An exact copy of every record is needed.

» LISTING:
****************************************
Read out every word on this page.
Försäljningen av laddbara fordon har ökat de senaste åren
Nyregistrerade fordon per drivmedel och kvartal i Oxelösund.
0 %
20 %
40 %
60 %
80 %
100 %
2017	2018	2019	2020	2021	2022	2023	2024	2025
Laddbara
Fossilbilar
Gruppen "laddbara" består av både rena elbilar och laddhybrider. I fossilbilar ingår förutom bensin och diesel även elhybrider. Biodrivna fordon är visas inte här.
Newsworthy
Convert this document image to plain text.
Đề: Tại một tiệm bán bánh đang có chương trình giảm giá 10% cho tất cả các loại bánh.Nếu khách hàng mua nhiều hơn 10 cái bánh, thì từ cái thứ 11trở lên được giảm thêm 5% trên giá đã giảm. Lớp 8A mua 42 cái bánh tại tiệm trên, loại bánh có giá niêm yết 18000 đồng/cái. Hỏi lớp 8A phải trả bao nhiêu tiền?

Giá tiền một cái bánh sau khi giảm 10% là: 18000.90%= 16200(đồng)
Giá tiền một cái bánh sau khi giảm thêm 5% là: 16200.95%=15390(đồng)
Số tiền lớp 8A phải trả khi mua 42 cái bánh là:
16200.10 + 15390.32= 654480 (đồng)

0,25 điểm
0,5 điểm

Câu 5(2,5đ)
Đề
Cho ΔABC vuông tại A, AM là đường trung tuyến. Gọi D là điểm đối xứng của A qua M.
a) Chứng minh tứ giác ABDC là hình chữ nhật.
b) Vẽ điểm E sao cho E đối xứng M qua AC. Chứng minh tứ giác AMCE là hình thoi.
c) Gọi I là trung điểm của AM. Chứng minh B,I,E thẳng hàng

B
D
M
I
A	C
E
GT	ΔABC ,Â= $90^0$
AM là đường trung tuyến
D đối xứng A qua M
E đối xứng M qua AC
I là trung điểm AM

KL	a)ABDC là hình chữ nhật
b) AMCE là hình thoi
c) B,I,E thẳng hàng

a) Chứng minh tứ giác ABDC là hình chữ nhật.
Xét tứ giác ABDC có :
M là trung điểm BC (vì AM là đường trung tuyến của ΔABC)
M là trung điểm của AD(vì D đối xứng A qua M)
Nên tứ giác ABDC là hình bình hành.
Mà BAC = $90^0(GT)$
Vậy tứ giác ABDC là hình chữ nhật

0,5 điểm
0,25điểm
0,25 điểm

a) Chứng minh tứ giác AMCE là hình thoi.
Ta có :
****************************************
» SOLUTION TO THE PROBLEM:
Read out every word on this page.
Försäljningen av laddbara fordon har ökat de senaste åren
Nyregistrerade fordon per drivmedel och kvartal i Oxelösund.
0 %
20 %
40 %
60 %
80 %
100 %
2017	2018	2019	2020	2021	2022	2023	2024	2025
Laddbara
Fossilbilar
Gruppen "laddbara" består av både rena elbilar och laddhybrider. I fossilbilar ingår förutom bensin och diesel även elhybrider. Biodrivna fordon är visas inte här.
Newsworthy
Convert this document image to plain text.
Đề: Tại một tiệm bán bánh đang có chương trình giảm giá 10% cho tất cả các loại bánh.Nếu khách hàng mua nhiều hơn 10 cái bánh, thì từ cái thứ 11trở lên được giảm thêm 5% trên giá đã giảm. Lớp 8A mua 42 cái bánh tại tiệm trên, loại bánh có giá niêm yết 18000 đồng/cái. Hỏi lớp 8A phải trả bao nhiêu tiền?

Giá tiền một cái bánh sau khi giảm 10% là: 18000.90%= 16200(đồng)
Giá tiền một cái bánh sau khi giảm thêm 5% là: 16200.95%=15390(đồng)
Số tiền lớp 8A phải trả khi mua 42 cái bánh là:
16200.10 + 15390.32= 654480 (đồng)

0,25 điểm
0,5 điểm

Câu 5(2,5đ)
Đề
Cho ΔABC vuông tại A, AM là đường trung tuyến. Gọi D là điểm đối xứng của A qua M.
a) Chứng minh tứ giác ABDC là hình chữ nhật.
b) Vẽ điểm E sao cho E đối xứng M qua AC. Chứng minh tứ giác AMCE là hình thoi.
c) Gọi I là trung điểm của AM. Chứng minh B,I,E thẳng hàng

B
D
M
I
A	C
E
GT	ΔABC ,Â= $90^0$
AM là đường trung tuyến
D đối xứng A qua M
E đối xứng M qua AC
I là trung điểm AM

KL	a)ABDC là hình chữ nhật
b) AMCE là hình thoi
c) B,I,E thẳng hàng

a) Chứng minh tứ giác ABDC là hình chữ nhật.
Xét tứ giác ABDC có :
M là trung điểm BC (vì AM là đường trung tuyến của ΔABC)
M là trung điểm của AD(vì D đối xứng A qua M)
Nên tứ giác ABDC là hình bình hành.
Mà BAC = $90^0(GT)$
Vậy tứ giác ABDC là hình chữ nhật

0,5 điểm
0,25điểm
0,25 điểm

a) Chứng minh tứ giác AMCE là hình thoi.
Ta có :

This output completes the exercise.